» **THE EXERCISE**
Transcribe the material below exactly as it appears.

--- Start ---

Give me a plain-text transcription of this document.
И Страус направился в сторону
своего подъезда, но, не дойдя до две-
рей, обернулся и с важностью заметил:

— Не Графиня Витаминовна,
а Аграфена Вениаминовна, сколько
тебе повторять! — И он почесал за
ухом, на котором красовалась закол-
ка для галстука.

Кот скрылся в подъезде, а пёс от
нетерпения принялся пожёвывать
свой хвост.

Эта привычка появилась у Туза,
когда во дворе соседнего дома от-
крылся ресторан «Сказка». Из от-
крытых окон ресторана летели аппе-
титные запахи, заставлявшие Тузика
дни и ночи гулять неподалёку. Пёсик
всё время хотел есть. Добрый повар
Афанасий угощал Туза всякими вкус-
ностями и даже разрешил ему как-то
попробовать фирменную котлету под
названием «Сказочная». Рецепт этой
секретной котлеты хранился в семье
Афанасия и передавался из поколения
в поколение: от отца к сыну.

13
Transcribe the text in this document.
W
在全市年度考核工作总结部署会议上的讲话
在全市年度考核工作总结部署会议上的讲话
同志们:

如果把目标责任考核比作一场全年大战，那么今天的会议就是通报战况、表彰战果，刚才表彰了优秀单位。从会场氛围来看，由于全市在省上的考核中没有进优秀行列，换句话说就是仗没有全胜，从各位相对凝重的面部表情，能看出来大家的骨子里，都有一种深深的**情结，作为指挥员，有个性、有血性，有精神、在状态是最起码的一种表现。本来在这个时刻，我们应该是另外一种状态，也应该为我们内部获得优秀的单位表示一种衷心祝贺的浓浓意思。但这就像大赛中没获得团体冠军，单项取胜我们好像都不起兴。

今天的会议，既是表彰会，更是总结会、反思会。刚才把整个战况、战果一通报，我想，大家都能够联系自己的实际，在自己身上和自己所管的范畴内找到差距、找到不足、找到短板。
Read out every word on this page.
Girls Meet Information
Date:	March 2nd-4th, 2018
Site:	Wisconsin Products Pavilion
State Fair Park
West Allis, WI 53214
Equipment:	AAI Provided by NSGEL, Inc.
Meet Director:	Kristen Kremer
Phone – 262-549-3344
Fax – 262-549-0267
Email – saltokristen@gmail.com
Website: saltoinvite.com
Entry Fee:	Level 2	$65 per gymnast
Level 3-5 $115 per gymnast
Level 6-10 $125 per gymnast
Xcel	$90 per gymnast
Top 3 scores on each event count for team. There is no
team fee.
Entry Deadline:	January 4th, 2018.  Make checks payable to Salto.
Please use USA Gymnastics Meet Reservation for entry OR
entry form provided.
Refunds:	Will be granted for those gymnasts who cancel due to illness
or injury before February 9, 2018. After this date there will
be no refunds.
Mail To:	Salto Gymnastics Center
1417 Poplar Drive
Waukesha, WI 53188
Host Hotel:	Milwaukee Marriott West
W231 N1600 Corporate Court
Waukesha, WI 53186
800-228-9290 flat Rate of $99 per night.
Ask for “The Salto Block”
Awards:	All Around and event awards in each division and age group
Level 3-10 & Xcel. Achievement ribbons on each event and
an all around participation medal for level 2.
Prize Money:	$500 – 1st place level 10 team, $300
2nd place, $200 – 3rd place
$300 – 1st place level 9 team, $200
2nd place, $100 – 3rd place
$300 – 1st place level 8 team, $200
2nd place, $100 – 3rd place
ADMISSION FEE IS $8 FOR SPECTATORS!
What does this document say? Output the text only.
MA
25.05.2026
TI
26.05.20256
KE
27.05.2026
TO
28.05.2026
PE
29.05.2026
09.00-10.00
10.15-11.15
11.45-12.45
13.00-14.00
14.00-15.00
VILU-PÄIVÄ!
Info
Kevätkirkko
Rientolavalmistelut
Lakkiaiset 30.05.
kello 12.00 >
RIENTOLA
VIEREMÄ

--- End ---

» **EXPECTED ANSWER**
Give me a plain-text transcription of this document.
И Страус направился в сторону
своего подъезда, но, не дойдя до две-
рей, обернулся и с важностью заметил:

— Не Графиня Витаминовна,
а Аграфена Вениаминовна, сколько
тебе повторять! — И он почесал за
ухом, на котором красовалась закол-
ка для галстука.

Кот скрылся в подъезде, а пёс от
нетерпения принялся пожёвывать
свой хвост.

Эта привычка появилась у Туза,
когда во дворе соседнего дома от-
крылся ресторан «Сказка». Из от-
крытых окон ресторана летели аппе-
титные запахи, заставлявшие Тузика
дни и ночи гулять неподалёку. Пёсик
всё время хотел есть. Добрый повар
Афанасий угощал Туза всякими вкус-
ностями и даже разрешил ему как-то
попробовать фирменную котлету под
названием «Сказочная». Рецепт этой
секретной котлеты хранился в семье
Афанасия и передавался из поколения
в поколение: от отца к сыну.

13
Transcribe the text in this document.
W
在全市年度考核工作总结部署会议上的讲话
在全市年度考核工作总结部署会议上的讲话
同志们:

如果把目标责任考核比作一场全年大战，那么今天的会议就是通报战况、表彰战果，刚才表彰了优秀单位。从会场氛围来看，由于全市在省上的考核中没有进优秀行列，换句话说就是仗没有全胜，从各位相对凝重的面部表情，能看出来大家的骨子里，都有一种深深的**情结，作为指挥员，有个性、有血性，有精神、在状态是最起码的一种表现。本来在这个时刻，我们应该是另外一种状态，也应该为我们内部获得优秀的单位表示一种衷心祝贺的浓浓意思。但这就像大赛中没获得团体冠军，单项取胜我们好像都不起兴。

今天的会议，既是表彰会，更是总结会、反思会。刚才把整个战况、战果一通报，我想，大家都能够联系自己的实际，在自己身上和自己所管的范畴内找到差距、找到不足、找到短板。
Read out every word on this page.
Girls Meet Information
Date:	March 2nd-4th, 2018
Site:	Wisconsin Products Pavilion
State Fair Park
West Allis, WI 53214
Equipment:	AAI Provided by NSGEL, Inc.
Meet Director:	Kristen Kremer
Phone – 262-549-3344
Fax – 262-549-0267
Email – saltokristen@gmail.com
Website: saltoinvite.com
Entry Fee:	Level 2	$65 per gymnast
Level 3-5 $115 per gymnast
Level 6-10 $125 per gymnast
Xcel	$90 per gymnast
Top 3 scores on each event count for team. There is no
team fee.
Entry Deadline:	January 4th, 2018.  Make checks payable to Salto.
Please use USA Gymnastics Meet Reservation for entry OR
entry form provided.
Refunds:	Will be granted for those gymnasts who cancel due to illness
or injury before February 9, 2018. After this date there will
be no refunds.
Mail To:	Salto Gymnastics Center
1417 Poplar Drive
Waukesha, WI 53188
Host Hotel:	Milwaukee Marriott West
W231 N1600 Corporate Court
Waukesha, WI 53186
800-228-9290 flat Rate of $99 per night.
Ask for “The Salto Block”
Awards:	All Around and event awards in each division and age group
Level 3-10 & Xcel. Achievement ribbons on each event and
an all around participation medal for level 2.
Prize Money:	$500 – 1st place level 10 team, $300
2nd place, $200 – 3rd place
$300 – 1st place level 9 team, $200
2nd place, $100 – 3rd place
$300 – 1st place level 8 team, $200
2nd place, $100 – 3rd place
ADMISSION FEE IS $8 FOR SPECTATORS!
What does this document say? Output the text only.
MA
25.05.2026
TI
26.05.20256
KE
27.05.2026
TO
28.05.2026
PE
29.05.2026
09.00-10.00
10.15-11.15
11.45-12.45
13.00-14.00
14.00-15.00
VILU-PÄIVÄ!
Info
Kevätkirkko
Rientolavalmistelut
Lakkiaiset 30.05.
kello 12.00 >
RIENTOLA
VIEREMÄ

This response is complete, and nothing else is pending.